--- start of Input rows ---

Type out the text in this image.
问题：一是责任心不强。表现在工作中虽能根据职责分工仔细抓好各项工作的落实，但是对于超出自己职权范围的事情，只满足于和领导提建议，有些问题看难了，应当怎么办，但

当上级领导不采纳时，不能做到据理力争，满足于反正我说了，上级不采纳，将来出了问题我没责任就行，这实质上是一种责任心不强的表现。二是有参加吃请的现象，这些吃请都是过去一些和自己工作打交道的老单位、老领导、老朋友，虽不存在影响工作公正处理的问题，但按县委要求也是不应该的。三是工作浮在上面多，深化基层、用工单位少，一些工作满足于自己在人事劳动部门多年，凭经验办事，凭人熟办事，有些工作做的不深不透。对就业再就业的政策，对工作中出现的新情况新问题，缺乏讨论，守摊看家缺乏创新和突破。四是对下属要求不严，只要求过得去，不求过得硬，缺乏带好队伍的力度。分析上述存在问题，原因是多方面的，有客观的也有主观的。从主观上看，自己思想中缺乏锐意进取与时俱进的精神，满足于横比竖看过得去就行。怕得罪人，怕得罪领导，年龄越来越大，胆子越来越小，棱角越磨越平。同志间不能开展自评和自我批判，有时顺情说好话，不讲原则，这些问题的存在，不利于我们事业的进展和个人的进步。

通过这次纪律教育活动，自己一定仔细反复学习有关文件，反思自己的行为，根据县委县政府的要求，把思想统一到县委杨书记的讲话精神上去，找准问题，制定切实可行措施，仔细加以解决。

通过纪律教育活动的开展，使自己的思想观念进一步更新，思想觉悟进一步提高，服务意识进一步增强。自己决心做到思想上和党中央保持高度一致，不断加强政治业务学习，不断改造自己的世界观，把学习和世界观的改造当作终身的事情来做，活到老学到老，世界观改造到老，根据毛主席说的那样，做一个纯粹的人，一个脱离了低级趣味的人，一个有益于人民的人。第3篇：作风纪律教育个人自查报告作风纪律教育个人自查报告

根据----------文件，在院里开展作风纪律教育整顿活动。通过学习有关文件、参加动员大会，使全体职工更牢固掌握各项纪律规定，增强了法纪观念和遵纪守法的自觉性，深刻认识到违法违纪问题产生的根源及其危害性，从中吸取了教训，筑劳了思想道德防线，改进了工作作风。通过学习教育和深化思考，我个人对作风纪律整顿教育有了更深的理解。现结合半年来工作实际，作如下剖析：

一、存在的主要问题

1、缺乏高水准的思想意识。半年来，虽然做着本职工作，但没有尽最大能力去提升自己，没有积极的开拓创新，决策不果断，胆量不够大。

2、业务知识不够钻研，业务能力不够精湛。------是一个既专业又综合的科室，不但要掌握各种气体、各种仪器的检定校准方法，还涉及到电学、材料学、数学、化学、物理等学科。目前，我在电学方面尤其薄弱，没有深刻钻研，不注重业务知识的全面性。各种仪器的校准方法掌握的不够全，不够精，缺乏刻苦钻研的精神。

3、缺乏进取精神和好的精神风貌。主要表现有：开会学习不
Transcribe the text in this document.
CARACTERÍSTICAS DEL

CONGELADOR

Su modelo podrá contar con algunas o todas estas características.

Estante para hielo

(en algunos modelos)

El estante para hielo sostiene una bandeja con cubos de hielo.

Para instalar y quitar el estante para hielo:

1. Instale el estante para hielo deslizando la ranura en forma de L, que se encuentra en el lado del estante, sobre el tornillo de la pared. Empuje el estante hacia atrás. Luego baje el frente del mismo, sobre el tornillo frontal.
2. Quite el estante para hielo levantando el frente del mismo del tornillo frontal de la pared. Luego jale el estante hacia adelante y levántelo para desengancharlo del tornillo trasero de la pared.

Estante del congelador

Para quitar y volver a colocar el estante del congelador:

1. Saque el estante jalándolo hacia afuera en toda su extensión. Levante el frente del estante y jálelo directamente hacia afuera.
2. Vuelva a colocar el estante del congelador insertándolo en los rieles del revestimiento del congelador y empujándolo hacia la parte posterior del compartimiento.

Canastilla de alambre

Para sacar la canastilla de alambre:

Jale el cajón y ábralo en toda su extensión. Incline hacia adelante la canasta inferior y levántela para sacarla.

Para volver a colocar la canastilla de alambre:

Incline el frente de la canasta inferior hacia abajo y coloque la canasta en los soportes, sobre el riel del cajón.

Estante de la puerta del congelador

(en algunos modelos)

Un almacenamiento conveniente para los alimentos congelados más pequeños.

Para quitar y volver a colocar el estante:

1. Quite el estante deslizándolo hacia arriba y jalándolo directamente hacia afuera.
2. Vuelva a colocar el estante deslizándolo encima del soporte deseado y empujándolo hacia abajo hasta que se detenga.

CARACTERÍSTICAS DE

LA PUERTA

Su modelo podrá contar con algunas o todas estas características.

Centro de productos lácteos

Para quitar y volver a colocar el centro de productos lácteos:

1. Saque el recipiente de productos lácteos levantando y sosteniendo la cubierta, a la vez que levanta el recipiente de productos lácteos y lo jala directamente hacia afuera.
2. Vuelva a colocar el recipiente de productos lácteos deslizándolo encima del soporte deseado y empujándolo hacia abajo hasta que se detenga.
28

--- end of Input rows ---
--- start of Input rows ---

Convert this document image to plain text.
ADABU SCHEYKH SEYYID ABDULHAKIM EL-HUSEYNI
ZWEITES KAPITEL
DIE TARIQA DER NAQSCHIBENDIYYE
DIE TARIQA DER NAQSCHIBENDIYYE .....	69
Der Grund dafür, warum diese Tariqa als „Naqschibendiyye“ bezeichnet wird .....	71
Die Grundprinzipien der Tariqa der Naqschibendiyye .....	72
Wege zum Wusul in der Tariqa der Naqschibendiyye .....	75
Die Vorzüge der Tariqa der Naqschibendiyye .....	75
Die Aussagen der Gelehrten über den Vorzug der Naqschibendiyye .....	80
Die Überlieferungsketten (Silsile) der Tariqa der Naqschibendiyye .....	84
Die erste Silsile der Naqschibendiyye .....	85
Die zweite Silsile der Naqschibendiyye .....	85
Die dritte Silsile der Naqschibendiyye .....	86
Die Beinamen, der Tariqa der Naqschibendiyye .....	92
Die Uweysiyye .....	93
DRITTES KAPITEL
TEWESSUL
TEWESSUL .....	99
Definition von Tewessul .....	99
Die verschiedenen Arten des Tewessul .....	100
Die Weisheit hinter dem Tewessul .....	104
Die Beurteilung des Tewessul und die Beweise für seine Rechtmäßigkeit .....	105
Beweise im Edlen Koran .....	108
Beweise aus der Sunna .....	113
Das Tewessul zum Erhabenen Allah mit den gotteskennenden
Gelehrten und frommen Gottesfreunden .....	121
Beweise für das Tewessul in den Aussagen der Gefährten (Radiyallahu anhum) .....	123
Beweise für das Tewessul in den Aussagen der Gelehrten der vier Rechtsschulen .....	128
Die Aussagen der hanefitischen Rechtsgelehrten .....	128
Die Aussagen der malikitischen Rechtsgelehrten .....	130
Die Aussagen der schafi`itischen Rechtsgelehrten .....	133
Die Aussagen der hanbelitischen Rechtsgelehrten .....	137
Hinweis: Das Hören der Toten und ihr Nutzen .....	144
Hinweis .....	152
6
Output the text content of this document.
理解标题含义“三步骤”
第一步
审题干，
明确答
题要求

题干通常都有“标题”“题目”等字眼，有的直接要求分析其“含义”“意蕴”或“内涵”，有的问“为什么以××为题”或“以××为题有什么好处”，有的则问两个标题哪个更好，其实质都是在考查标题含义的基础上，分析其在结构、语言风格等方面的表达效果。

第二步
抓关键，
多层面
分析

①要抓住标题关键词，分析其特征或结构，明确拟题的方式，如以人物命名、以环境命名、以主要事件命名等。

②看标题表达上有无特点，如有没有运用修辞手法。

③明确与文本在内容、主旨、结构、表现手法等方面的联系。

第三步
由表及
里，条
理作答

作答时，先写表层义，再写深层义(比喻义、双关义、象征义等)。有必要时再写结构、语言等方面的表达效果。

--- end of Input rows ---
--- start of Input rows ---

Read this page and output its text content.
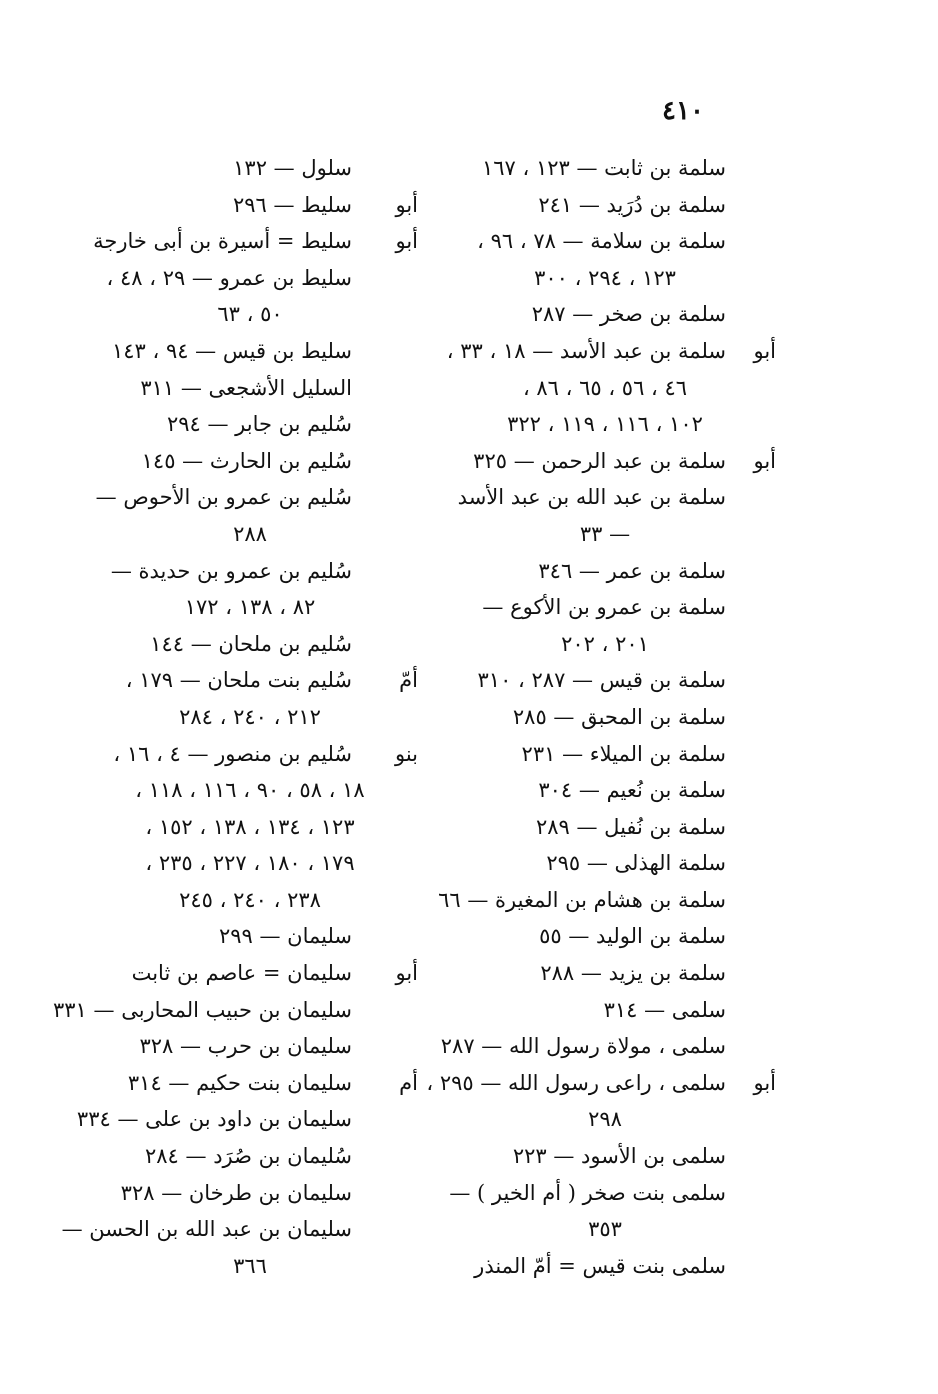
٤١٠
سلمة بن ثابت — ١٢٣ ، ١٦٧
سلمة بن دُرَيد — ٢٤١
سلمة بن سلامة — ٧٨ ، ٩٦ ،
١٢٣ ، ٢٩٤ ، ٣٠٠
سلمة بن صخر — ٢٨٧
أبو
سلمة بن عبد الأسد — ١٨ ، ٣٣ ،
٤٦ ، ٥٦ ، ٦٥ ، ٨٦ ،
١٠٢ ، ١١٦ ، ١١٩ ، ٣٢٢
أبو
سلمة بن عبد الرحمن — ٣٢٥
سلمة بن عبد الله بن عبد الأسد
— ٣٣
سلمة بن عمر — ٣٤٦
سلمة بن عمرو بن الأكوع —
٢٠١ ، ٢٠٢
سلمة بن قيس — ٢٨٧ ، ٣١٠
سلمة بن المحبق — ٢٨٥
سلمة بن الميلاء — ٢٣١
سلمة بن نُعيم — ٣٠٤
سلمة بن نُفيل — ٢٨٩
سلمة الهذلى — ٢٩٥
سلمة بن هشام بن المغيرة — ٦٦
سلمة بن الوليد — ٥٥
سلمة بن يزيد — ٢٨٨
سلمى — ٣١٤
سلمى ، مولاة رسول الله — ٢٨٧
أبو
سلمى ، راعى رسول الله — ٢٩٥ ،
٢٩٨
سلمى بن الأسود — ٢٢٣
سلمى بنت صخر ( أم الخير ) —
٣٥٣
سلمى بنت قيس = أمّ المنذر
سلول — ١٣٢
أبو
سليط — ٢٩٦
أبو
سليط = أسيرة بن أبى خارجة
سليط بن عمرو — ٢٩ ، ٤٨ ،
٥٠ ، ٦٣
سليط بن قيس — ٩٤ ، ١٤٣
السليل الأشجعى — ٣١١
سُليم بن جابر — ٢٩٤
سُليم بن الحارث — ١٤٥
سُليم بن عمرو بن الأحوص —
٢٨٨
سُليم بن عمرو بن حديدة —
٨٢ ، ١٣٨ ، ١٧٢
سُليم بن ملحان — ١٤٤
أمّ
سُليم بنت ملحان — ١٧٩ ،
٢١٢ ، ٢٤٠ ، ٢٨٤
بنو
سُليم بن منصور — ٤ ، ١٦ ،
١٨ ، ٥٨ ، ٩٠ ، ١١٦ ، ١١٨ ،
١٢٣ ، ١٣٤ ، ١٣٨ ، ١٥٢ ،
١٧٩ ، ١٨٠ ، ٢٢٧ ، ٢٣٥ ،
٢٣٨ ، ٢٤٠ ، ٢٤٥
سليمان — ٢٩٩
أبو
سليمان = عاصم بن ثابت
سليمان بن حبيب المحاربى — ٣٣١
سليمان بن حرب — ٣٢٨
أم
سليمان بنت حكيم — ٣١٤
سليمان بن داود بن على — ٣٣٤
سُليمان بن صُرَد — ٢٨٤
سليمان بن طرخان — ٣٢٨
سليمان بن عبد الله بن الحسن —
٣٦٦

--- end of Input rows ---

_Aim of the task:_
Count every line above that holds the word "deseado", and state the number and nothing more.

_The completed task:_
2